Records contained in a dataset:
-------

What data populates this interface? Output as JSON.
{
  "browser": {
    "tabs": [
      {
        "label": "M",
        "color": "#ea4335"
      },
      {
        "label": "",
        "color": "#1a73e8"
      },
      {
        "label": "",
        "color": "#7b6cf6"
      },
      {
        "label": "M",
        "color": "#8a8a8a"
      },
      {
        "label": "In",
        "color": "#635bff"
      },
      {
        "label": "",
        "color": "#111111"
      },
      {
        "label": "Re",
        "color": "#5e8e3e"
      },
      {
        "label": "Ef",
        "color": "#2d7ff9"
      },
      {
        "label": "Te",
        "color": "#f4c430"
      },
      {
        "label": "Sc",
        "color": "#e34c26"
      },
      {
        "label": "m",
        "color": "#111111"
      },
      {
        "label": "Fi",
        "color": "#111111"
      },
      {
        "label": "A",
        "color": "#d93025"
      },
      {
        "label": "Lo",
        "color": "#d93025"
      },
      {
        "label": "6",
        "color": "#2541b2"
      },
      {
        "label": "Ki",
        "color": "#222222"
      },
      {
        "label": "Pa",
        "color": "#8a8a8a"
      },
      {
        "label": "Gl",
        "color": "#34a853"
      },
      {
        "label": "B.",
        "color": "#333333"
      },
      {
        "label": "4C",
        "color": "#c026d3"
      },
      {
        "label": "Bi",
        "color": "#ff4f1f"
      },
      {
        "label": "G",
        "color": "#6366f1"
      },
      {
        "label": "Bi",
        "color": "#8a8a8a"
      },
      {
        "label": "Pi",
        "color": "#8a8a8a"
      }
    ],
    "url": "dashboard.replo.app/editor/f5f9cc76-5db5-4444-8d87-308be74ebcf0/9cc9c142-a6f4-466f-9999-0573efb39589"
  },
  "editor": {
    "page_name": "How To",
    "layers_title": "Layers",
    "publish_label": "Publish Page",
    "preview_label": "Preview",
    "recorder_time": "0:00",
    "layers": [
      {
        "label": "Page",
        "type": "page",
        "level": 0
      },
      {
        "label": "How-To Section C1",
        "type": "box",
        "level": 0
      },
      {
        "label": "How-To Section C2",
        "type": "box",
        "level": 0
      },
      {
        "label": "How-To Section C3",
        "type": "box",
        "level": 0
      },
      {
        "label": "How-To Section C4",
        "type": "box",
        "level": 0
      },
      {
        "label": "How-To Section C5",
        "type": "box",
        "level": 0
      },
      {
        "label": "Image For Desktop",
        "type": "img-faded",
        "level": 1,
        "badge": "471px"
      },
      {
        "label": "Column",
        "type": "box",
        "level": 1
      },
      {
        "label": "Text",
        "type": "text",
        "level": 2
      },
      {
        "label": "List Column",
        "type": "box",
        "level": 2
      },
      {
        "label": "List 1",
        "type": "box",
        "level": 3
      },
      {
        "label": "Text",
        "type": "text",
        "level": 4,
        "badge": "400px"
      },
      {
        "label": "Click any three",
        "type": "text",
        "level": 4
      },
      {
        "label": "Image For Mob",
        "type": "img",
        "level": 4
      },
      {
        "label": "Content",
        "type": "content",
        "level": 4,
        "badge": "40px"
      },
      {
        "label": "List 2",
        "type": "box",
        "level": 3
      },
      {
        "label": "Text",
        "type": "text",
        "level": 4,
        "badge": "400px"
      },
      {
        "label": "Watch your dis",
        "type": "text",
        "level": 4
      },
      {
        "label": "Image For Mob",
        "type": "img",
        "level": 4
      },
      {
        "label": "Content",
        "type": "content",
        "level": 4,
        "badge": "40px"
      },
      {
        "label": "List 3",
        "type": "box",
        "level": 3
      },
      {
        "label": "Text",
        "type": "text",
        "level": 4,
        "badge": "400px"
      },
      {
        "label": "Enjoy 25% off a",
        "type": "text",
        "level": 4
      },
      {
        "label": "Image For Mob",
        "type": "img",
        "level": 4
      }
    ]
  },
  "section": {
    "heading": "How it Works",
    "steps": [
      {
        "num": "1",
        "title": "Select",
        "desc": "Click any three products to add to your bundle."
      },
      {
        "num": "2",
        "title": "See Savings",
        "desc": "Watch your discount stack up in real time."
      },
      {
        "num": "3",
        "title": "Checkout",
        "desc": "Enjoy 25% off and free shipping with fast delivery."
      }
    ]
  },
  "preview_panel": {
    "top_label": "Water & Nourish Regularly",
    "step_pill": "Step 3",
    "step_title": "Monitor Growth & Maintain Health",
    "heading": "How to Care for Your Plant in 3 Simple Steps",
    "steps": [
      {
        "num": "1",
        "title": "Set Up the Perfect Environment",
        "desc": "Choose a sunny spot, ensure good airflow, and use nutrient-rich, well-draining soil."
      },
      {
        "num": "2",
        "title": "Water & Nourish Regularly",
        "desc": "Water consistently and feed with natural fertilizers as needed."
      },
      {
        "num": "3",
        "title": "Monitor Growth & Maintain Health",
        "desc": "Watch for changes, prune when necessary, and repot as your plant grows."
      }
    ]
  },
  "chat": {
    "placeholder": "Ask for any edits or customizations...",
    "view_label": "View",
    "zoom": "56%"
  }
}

-------

» EXERCISE PROMPT
Write out every record verbatim.

» SOLUTION TO THIS EXERCISE
What data populates this interface? Output as JSON.
{
  "browser": {
    "tabs": [
      {
        "label": "M",
        "color": "#ea4335"
      },
      {
        "label": "",
        "color": "#1a73e8"
      },
      {
        "label": "",
        "color": "#7b6cf6"
      },
      {
        "label": "M",
        "color": "#8a8a8a"
      },
      {
        "label": "In",
        "color": "#635bff"
      },
      {
        "label": "",
        "color": "#111111"
      },
      {
        "label": "Re",
        "color": "#5e8e3e"
      },
      {
        "label": "Ef",
        "color": "#2d7ff9"
      },
      {
        "label": "Te",
        "color": "#f4c430"
      },
      {
        "label": "Sc",
        "color": "#e34c26"
      },
      {
        "label": "m",
        "color": "#111111"
      },
      {
        "label": "Fi",
        "color": "#111111"
      },
      {
        "label": "A",
        "color": "#d93025"
      },
      {
        "label": "Lo",
        "color": "#d93025"
      },
      {
        "label": "6",
        "color": "#2541b2"
      },
      {
        "label": "Ki",
        "color": "#222222"
      },
      {
        "label": "Pa",
        "color": "#8a8a8a"
      },
      {
        "label": "Gl",
        "color": "#34a853"
      },
      {
        "label": "B.",
        "color": "#333333"
      },
      {
        "label": "4C",
        "color": "#c026d3"
      },
      {
        "label": "Bi",
        "color": "#ff4f1f"
      },
      {
        "label": "G",
        "color": "#6366f1"
      },
      {
        "label": "Bi",
        "color": "#8a8a8a"
      },
      {
        "label": "Pi",
        "color": "#8a8a8a"
      }
    ],
    "url": "dashboard.replo.app/editor/f5f9cc76-5db5-4444-8d87-308be74ebcf0/9cc9c142-a6f4-466f-9999-0573efb39589"
  },
  "editor": {
    "page_name": "How To",
    "layers_title": "Layers",
    "publish_label": "Publish Page",
    "preview_label": "Preview",
    "recorder_time": "0:00",
    "layers": [
      {
        "label": "Page",
        "type": "page",
        "level": 0
      },
      {
        "label": "How-To Section C1",
        "type": "box",
        "level": 0
      },
      {
        "label": "How-To Section C2",
        "type": "box",
        "level": 0
      },
      {
        "label": "How-To Section C3",
        "type": "box",
        "level": 0
      },
      {
        "label": "How-To Section C4",
        "type": "box",
        "level": 0
      },
      {
        "label": "How-To Section C5",
        "type": "box",
        "level": 0
      },
      {
        "label": "Image For Desktop",
        "type": "img-faded",
        "level": 1,
        "badge": "471px"
      },
      {
        "label": "Column",
        "type": "box",
        "level": 1
      },
      {
        "label": "Text",
        "type": "text",
        "level": 2
      },
      {
        "label": "List Column",
        "type": "box",
        "level": 2
      },
      {
        "label": "List 1",
        "type": "box",
        "level": 3
      },
      {
        "label": "Text",
        "type": "text",
        "level": 4,
        "badge": "400px"
      },
      {
        "label": "Click any three",
        "type": "text",
        "level": 4
      },
      {
        "label": "Image For Mob",
        "type": "img",
        "level": 4
      },
      {
        "label": "Content",
        "type": "content",
        "level": 4,
        "badge": "40px"
      },
      {
        "label": "List 2",
        "type": "box",
        "level": 3
      },
      {
        "label": "Text",
        "type": "text",
        "level": 4,
        "badge": "400px"
      },
      {
        "label": "Watch your dis",
        "type": "text",
        "level": 4
      },
      {
        "label": "Image For Mob",
        "type": "img",
        "level": 4
      },
      {
        "label": "Content",
        "type": "content",
        "level": 4,
        "badge": "40px"
      },
      {
        "label": "List 3",
        "type": "box",
        "level": 3
      },
      {
        "label": "Text",
        "type": "text",
        "level": 4,
        "badge": "400px"
      },
      {
        "label": "Enjoy 25% off a",
        "type": "text",
        "level": 4
      },
      {
        "label": "Image For Mob",
        "type": "img",
        "level": 4
      }
    ]
  },
  "section": {
    "heading": "How it Works",
    "steps": [
      {
        "num": "1",
        "title": "Select",
        "desc": "Click any three products to add to your bundle."
      },
      {
        "num": "2",
        "title": "See Savings",
        "desc": "Watch your discount stack up in real time."
      },
      {
        "num": "3",
        "title": "Checkout",
        "desc": "Enjoy 25% off and free shipping with fast delivery."
      }
    ]
  },
  "preview_panel": {
    "top_label": "Water & Nourish Regularly",
    "step_pill": "Step 3",
    "step_title": "Monitor Growth & Maintain Health",
    "heading": "How to Care for Your Plant in 3 Simple Steps",
    "steps": [
      {
        "num": "1",
        "title": "Set Up the Perfect Environment",
        "desc": "Choose a sunny spot, ensure good airflow, and use nutrient-rich, well-draining soil."
      },
      {
        "num": "2",
        "title": "Water & Nourish Regularly",
        "desc": "Water consistently and feed with natural fertilizers as needed."
      },
      {
        "num": "3",
        "title": "Monitor Growth & Maintain Health",
        "desc": "Watch for changes, prune when necessary, and repot as your plant grows."
      }
    ]
  },
  "chat": {
    "placeholder": "Ask for any edits or customizations...",
    "view_label": "View",
    "zoom": "56%"
  }
}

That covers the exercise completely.